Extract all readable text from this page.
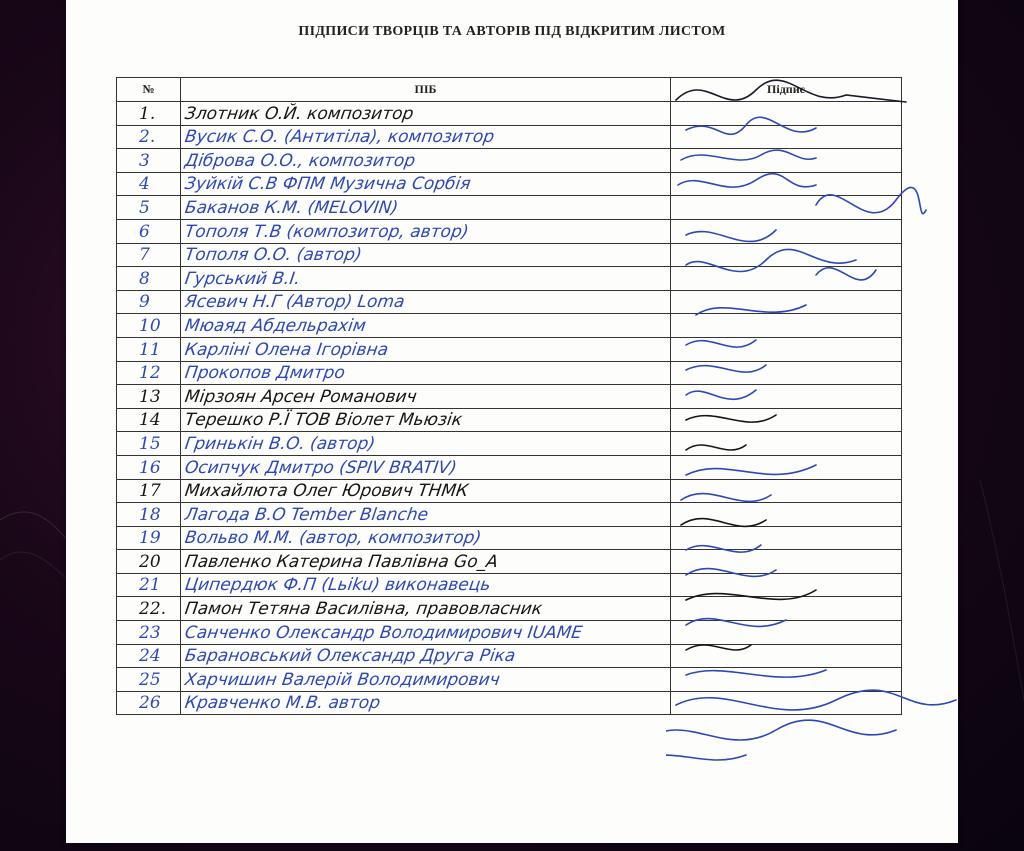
ПІДПИСИ ТВОРЦІВ ТА АВТОРІВ ПІД ВІДКРИТИМ ЛИСТОМ
№	ПІБ	Підпис

1.	Злотник О.Й. композитор	

2.	Вусик С.О. (Антитіла), композитор	

3	Діброва О.О., композитор	

4	Зуйкій С.В ФПМ Музична Сорбія	

5	Баканов К.М. (MELOVIN)	

6	Тополя Т.В (композитор, автор)	

7	Тополя О.О. (автор)	

8	Гурський В.І.	

9	Ясевич Н.Г (Автор) Loma	

10	Мюаяд Абдельрахім	

11	Карліні Олена Ігорівна	

12	Прокопов Дмитро	

13	Мірзоян Арсен Романович	

14	Терешко Р.Ї ТОВ Віолет Мьюзік	

15	Гринькін В.О. (автор)	

16	Осипчук Дмитро (SPIV BRATIV)	

17	Михайлюта Олег Юрович ТНМК	

18	Лагода В.О Tember Blanche	

19	Вольво М.М. (автор, композитор)	

20	Павленко Катерина Павлівна Go_A	

21	Ципердюк Ф.П (Lьiku) виконавець	

22.	Памон Тетяна Василівна, правовласник	

23	Санченко Олександр Володимирович IUAME	

24	Барановський Олександр Друга Ріка	

25	Харчишин Валерій Володимирович	

26	Кравченко М.В. автор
+ + + + +
▶ Stated problem
Say, as a single number and nothing more, how many lines of the entries contain the word "Олександр".

▶ Answer to this problem
2